* Exercise description
Below are some entries; can you quote all of them exactly?

* Stored records
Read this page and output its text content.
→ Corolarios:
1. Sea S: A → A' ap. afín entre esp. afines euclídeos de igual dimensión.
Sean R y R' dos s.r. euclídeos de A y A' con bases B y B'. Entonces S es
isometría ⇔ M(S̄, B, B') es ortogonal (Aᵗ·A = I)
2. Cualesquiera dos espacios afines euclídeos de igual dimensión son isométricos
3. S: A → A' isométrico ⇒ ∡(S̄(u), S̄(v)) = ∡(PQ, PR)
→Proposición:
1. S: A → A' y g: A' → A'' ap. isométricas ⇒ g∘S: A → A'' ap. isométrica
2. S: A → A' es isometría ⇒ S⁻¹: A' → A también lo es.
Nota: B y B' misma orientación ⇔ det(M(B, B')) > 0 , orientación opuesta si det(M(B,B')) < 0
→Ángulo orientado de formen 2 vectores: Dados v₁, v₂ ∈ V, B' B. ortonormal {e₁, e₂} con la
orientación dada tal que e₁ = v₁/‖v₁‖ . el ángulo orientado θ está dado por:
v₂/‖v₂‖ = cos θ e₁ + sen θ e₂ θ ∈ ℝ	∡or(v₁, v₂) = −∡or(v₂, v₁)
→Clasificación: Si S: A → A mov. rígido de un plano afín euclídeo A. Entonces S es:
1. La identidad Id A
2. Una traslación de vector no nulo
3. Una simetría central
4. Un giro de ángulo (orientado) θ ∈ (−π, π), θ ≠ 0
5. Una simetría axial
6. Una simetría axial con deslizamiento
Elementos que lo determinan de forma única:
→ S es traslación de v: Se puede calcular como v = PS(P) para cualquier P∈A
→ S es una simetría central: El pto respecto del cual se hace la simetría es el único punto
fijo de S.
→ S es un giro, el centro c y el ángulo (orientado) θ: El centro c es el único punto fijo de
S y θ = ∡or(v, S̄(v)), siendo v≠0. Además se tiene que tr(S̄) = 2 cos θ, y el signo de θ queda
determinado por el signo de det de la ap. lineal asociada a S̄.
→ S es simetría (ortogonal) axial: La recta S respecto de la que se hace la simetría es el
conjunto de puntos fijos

* The output
Read this page and output its text content.
→ Corolarios:
1. Sea S: A → A' ap. afín entre esp. afines euclídeos de igual dimensión.
Sean R y R' dos s.r. euclídeos de A y A' con bases B y B'. Entonces S es
isometría ⇔ M(S̄, B, B') es ortogonal (Aᵗ·A = I)
2. Cualesquiera dos espacios afines euclídeos de igual dimensión son isométricos
3. S: A → A' isométrico ⇒ ∡(S̄(u), S̄(v)) = ∡(PQ, PR)
→Proposición:
1. S: A → A' y g: A' → A'' ap. isométricas ⇒ g∘S: A → A'' ap. isométrica
2. S: A → A' es isometría ⇒ S⁻¹: A' → A también lo es.
Nota: B y B' misma orientación ⇔ det(M(B, B')) > 0 , orientación opuesta si det(M(B,B')) < 0
→Ángulo orientado de formen 2 vectores: Dados v₁, v₂ ∈ V, B' B. ortonormal {e₁, e₂} con la
orientación dada tal que e₁ = v₁/‖v₁‖ . el ángulo orientado θ está dado por:
v₂/‖v₂‖ = cos θ e₁ + sen θ e₂ θ ∈ ℝ	∡or(v₁, v₂) = −∡or(v₂, v₁)
→Clasificación: Si S: A → A mov. rígido de un plano afín euclídeo A. Entonces S es:
1. La identidad Id A
2. Una traslación de vector no nulo
3. Una simetría central
4. Un giro de ángulo (orientado) θ ∈ (−π, π), θ ≠ 0
5. Una simetría axial
6. Una simetría axial con deslizamiento
Elementos que lo determinan de forma única:
→ S es traslación de v: Se puede calcular como v = PS(P) para cualquier P∈A
→ S es una simetría central: El pto respecto del cual se hace la simetría es el único punto
fijo de S.
→ S es un giro, el centro c y el ángulo (orientado) θ: El centro c es el único punto fijo de
S y θ = ∡or(v, S̄(v)), siendo v≠0. Además se tiene que tr(S̄) = 2 cos θ, y el signo de θ queda
determinado por el signo de det de la ap. lineal asociada a S̄.
→ S es simetría (ortogonal) axial: La recta S respecto de la que se hace la simetría es el
conjunto de puntos fijos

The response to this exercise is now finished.